-- start Exercise inputs --

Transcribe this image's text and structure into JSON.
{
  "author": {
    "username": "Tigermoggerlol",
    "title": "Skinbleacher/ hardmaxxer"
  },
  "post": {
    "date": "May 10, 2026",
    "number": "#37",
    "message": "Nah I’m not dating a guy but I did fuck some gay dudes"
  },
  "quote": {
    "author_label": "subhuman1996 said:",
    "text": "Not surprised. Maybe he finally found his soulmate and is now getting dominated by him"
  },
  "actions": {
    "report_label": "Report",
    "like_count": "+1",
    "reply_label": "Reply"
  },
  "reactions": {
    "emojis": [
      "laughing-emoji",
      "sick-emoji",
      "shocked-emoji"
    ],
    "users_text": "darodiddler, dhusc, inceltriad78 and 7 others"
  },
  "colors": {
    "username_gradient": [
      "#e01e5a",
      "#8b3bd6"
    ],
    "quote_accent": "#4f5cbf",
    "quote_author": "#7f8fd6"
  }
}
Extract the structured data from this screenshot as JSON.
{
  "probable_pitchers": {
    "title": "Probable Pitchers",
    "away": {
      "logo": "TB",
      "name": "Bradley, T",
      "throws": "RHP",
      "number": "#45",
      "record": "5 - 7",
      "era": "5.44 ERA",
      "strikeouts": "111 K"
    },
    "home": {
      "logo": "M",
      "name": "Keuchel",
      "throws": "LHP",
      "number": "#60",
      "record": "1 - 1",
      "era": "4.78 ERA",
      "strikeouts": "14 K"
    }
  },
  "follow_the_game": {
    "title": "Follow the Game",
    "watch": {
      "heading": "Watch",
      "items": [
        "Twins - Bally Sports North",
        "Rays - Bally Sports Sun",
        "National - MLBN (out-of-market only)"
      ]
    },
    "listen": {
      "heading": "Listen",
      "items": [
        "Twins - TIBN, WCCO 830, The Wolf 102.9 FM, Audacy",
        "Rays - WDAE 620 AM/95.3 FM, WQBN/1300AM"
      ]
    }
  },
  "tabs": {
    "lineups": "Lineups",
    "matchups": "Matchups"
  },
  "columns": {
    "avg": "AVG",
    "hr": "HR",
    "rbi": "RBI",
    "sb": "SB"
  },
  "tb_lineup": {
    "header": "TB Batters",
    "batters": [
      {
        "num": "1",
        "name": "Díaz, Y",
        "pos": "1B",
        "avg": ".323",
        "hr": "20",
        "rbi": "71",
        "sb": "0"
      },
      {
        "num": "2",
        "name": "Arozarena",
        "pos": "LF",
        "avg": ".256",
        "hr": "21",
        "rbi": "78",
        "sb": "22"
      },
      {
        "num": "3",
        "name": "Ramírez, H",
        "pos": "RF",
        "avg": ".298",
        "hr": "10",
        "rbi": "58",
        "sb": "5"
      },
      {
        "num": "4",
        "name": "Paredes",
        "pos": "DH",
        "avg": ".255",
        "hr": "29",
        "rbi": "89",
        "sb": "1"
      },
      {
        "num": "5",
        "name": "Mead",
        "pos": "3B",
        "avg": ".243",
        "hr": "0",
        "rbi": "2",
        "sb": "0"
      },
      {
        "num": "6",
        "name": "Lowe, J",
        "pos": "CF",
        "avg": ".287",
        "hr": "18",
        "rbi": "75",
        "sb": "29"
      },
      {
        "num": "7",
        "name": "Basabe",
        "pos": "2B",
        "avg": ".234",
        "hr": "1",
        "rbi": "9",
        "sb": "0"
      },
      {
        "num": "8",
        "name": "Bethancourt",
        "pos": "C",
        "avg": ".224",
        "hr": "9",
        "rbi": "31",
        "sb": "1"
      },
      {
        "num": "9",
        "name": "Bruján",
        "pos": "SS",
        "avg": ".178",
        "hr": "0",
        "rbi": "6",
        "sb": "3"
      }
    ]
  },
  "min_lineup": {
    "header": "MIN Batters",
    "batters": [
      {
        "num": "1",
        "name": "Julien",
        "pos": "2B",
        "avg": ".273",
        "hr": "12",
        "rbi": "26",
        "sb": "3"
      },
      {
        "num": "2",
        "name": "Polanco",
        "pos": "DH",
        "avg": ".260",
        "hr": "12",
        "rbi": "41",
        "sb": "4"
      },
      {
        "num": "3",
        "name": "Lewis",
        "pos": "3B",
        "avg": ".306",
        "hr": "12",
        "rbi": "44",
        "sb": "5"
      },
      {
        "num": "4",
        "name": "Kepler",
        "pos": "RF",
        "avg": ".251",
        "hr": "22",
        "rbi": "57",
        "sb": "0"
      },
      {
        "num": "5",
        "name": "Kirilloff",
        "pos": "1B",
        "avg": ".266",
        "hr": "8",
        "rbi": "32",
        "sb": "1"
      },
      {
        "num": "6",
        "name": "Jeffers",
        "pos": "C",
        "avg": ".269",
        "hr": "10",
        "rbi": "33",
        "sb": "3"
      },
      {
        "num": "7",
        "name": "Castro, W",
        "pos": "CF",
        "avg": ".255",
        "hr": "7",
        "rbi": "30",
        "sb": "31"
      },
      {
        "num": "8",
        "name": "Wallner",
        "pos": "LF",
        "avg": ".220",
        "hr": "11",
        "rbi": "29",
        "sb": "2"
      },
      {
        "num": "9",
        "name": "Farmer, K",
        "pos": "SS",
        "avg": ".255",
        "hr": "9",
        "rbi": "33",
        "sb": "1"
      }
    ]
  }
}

-- end Exercise inputs --

## Aim of the task
Give a single number: the count of lines above that include the word "Rays".

## Result of this exercise
2